§ **What you are asked to do**:
Only lines holding the word "父母双方均属本市农业户口的独生子女以及纯二女计生户的女孩" should be copied from the material.
============
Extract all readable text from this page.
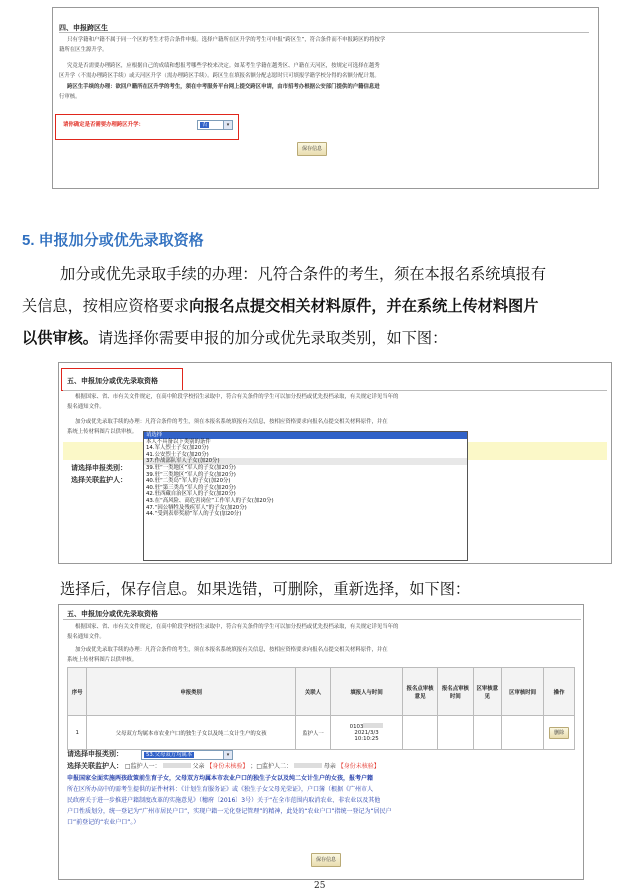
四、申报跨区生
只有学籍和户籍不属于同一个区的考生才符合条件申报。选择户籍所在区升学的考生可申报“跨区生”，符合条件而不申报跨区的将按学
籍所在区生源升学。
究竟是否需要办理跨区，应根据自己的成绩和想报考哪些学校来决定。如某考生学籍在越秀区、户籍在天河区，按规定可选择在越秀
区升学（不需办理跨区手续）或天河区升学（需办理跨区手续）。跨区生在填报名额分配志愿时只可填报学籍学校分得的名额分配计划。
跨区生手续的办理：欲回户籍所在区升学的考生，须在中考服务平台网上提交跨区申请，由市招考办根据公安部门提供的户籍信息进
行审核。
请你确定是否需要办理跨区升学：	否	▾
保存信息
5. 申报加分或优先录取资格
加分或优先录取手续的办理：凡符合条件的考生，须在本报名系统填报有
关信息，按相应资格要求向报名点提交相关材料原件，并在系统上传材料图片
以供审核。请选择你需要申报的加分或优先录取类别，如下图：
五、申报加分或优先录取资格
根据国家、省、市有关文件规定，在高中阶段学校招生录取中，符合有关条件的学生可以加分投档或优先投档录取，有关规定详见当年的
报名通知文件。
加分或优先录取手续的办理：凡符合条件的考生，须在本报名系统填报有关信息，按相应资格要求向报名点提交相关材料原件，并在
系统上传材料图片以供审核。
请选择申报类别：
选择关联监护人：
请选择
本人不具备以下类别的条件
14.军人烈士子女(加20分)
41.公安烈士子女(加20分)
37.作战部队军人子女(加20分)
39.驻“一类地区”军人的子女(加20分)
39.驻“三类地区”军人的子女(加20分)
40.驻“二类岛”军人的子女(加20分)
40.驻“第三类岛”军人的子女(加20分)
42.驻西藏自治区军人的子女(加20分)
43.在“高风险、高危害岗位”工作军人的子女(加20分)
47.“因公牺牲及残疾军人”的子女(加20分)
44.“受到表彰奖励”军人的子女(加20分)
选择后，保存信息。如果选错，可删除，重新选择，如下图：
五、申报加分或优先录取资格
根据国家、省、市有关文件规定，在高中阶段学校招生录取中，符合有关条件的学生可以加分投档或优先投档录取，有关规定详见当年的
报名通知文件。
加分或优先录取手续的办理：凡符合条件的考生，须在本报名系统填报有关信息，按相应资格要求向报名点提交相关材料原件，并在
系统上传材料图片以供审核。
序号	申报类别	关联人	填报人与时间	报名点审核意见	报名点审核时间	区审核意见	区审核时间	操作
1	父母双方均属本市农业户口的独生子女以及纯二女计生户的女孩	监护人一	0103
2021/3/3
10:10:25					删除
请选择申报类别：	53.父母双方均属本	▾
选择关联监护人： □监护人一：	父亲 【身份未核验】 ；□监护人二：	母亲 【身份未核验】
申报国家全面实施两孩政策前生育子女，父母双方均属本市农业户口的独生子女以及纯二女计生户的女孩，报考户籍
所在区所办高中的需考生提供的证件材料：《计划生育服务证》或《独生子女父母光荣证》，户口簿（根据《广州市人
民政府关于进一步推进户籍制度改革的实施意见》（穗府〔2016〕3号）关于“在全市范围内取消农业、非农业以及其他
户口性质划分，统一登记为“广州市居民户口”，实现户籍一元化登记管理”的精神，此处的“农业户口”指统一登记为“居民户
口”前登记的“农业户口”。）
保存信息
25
============
§ **Worked answer**:
1	父母双方均属本市农业户口的独生子女以及纯二女计生户的女孩	监护人一	0103
申报国家全面实施两孩政策前生育子女，父母双方均属本市农业户口的独生子女以及纯二女计生户的女孩，报考户籍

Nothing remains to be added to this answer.